| Given request |
Check every line of the data below for the string "Sample", and copy the ones that hold it.

────────

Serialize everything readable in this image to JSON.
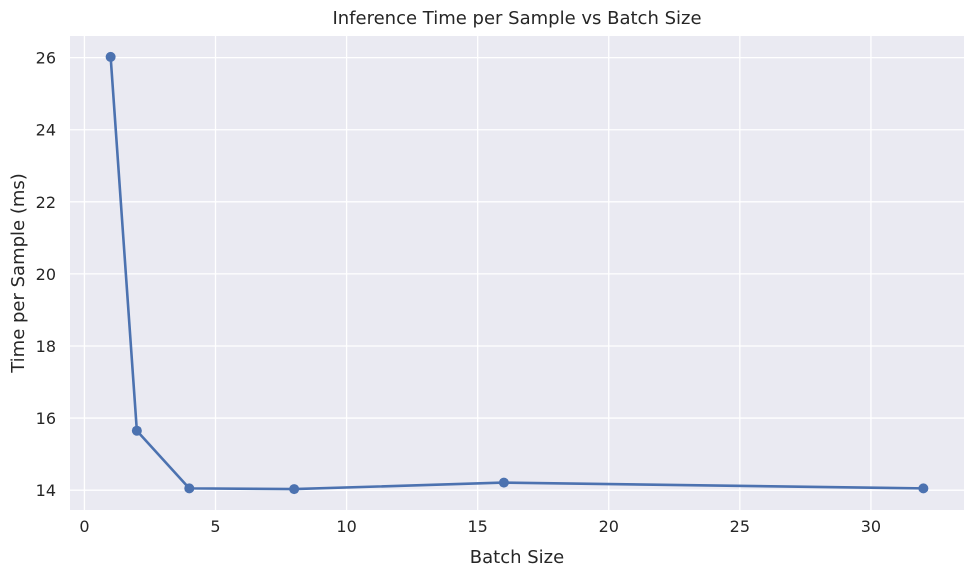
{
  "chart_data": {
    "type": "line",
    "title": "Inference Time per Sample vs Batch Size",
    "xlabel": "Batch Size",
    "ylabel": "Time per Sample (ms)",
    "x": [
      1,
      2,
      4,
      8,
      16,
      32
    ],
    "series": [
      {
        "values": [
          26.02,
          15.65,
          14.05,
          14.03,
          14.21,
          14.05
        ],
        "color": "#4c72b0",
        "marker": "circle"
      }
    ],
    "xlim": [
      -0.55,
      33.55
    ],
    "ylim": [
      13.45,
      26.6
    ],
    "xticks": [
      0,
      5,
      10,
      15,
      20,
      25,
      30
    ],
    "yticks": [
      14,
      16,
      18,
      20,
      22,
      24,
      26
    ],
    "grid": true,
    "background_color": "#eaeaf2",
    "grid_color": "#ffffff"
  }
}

────────

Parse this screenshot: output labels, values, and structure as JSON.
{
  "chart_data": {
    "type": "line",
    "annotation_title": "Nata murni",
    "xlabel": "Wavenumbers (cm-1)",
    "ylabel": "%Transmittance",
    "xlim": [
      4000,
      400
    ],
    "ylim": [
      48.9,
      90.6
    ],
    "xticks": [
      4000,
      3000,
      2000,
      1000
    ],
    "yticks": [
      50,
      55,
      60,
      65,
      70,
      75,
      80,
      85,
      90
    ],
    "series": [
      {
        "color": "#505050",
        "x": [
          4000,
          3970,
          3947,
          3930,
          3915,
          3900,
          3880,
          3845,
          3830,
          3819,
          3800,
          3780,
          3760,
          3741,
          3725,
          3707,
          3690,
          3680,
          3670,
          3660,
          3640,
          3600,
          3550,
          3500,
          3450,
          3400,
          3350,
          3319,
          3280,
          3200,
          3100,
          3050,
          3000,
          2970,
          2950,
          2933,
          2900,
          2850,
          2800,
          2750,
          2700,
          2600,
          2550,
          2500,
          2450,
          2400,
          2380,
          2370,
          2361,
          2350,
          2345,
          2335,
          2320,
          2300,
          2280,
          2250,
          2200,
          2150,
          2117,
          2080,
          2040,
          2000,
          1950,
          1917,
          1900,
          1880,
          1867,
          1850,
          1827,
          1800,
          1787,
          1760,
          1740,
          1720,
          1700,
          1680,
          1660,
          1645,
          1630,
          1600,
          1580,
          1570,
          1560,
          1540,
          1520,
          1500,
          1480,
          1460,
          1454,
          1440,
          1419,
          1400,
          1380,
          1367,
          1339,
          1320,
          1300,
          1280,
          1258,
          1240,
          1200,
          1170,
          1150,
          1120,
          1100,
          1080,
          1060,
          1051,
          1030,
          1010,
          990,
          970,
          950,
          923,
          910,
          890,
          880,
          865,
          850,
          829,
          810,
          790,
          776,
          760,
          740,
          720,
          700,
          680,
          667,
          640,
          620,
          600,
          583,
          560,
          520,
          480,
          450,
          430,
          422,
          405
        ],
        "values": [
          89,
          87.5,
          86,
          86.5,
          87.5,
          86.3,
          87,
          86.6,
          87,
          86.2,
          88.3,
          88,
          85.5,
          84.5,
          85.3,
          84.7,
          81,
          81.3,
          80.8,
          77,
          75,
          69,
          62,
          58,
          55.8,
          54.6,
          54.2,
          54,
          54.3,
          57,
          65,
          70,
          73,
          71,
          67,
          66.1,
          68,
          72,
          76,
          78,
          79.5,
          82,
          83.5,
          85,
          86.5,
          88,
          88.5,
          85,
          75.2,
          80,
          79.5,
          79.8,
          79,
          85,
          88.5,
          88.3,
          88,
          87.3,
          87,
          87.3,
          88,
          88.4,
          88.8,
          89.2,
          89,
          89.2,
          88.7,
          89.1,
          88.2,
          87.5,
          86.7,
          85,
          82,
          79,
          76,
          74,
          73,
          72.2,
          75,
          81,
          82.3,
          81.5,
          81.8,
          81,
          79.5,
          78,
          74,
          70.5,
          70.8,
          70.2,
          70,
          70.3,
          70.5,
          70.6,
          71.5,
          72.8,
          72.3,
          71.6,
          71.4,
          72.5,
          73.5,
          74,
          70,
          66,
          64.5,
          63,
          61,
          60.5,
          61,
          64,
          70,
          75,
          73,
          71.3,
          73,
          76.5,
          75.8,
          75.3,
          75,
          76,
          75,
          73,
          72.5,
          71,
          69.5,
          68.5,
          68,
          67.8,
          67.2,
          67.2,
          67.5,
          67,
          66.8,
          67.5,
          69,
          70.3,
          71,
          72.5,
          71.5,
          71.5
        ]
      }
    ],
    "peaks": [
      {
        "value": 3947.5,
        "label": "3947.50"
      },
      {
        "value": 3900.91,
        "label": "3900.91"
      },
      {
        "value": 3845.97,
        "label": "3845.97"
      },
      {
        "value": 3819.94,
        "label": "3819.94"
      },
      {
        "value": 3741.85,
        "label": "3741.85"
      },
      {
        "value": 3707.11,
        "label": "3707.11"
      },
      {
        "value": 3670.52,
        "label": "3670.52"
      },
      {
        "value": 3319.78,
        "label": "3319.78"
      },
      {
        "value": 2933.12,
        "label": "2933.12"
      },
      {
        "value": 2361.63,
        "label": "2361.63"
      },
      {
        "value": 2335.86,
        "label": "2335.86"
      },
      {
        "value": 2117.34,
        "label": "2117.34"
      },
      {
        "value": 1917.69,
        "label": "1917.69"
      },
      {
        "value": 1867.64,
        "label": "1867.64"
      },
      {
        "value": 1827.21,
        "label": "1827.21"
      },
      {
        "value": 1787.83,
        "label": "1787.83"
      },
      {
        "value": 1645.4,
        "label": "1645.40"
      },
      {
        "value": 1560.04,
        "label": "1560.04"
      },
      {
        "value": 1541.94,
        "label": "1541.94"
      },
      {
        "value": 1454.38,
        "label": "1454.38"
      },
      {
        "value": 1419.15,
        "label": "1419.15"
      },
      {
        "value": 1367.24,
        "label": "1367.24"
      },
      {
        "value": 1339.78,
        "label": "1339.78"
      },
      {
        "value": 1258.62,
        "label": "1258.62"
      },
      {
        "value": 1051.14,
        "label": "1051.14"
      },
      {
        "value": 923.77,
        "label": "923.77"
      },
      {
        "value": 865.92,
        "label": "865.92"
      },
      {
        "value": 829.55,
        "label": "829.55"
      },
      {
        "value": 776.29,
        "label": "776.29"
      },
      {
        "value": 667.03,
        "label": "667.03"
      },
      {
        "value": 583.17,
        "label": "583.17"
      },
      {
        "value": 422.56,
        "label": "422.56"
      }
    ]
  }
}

────────

| Right answer |
    "title": "Inference Time per Sample vs Batch Size",
    "ylabel": "Time per Sample (ms)",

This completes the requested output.